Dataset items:
------------------------------------------------------------

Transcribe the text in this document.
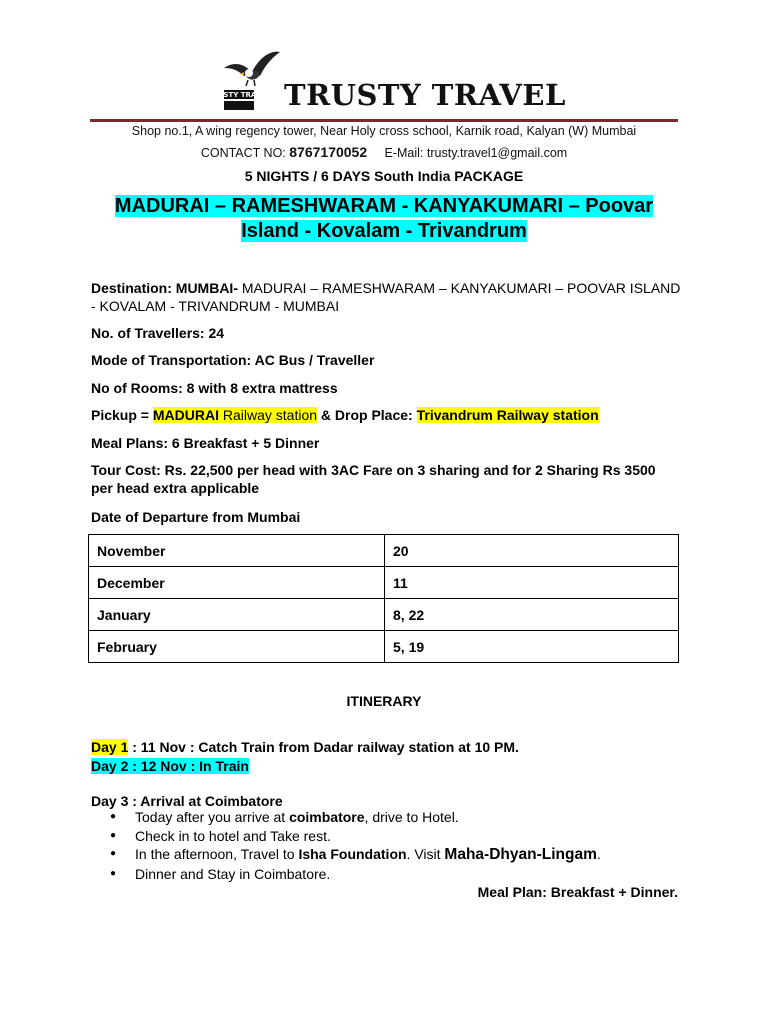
TRUSTY TRAVEL TRUSTY TRAVEL
Shop no.1, A wing regency tower, Near Holy cross school, Karnik road, Kalyan (W) Mumbai
CONTACT NO: 8767170052 E-Mail: trusty.travel1@gmail.com
5 NIGHTS / 6 DAYS South India PACKAGE
MADURAI – RAMESHWARAM - KANYAKUMARI – Poovar
Island - Kovalam - Trivandrum
Destination: MUMBAI- MADURAI – RAMESHWARAM – KANYAKUMARI – POOVAR ISLAND - KOVALAM - TRIVANDRUM - MUMBAI
No. of Travellers: 24
Mode of Transportation: AC Bus / Traveller
No of Rooms: 8 with 8 extra mattress
Pickup = MADURAI Railway station & Drop Place: Trivandrum Railway station
Meal Plans: 6 Breakfast + 5 Dinner
Tour Cost: Rs. 22,500 per head with 3AC Fare on 3 sharing and for 2 Sharing Rs 3500 per head extra applicable
Date of Departure from Mumbai
November	20
December	11
January	8, 22
February	5, 19
ITINERARY
Day 1 : 11 Nov : Catch Train from Dadar railway station at 10 PM.
Day 2 : 12 Nov : In Train
Day 3 : Arrival at Coimbatore
● Today after you arrive at coimbatore, drive to Hotel.
● Check in to hotel and Take rest.
● In the afternoon, Travel to Isha Foundation. Visit Maha-Dhyan-Lingam.
● Dinner and Stay in Coimbatore.
Meal Plan: Breakfast + Dinner.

------------------------------------------------------------

Stated goal ::
Reproduce the data verbatim. Do not carry any picture into the copy.

Result for this task ::
Transcribe the text in this document.
TRUSTY TRAVEL TRUSTY TRAVEL
Shop no.1, A wing regency tower, Near Holy cross school, Karnik road, Kalyan (W) Mumbai
CONTACT NO: 8767170052 E-Mail: trusty.travel1@gmail.com
5 NIGHTS / 6 DAYS South India PACKAGE
MADURAI – RAMESHWARAM - KANYAKUMARI – Poovar
Island - Kovalam - Trivandrum
Destination: MUMBAI- MADURAI – RAMESHWARAM – KANYAKUMARI – POOVAR ISLAND - KOVALAM - TRIVANDRUM - MUMBAI
No. of Travellers: 24
Mode of Transportation: AC Bus / Traveller
No of Rooms: 8 with 8 extra mattress
Pickup = MADURAI Railway station & Drop Place: Trivandrum Railway station
Meal Plans: 6 Breakfast + 5 Dinner
Tour Cost: Rs. 22,500 per head with 3AC Fare on 3 sharing and for 2 Sharing Rs 3500 per head extra applicable
Date of Departure from Mumbai
November	20
December	11
January	8, 22
February	5, 19
ITINERARY
Day 1 : 11 Nov : Catch Train from Dadar railway station at 10 PM.
Day 2 : 12 Nov : In Train
Day 3 : Arrival at Coimbatore
● Today after you arrive at coimbatore, drive to Hotel.
● Check in to hotel and Take rest.
● In the afternoon, Travel to Isha Foundation. Visit Maha-Dhyan-Lingam.
● Dinner and Stay in Coimbatore.
Meal Plan: Breakfast + Dinner.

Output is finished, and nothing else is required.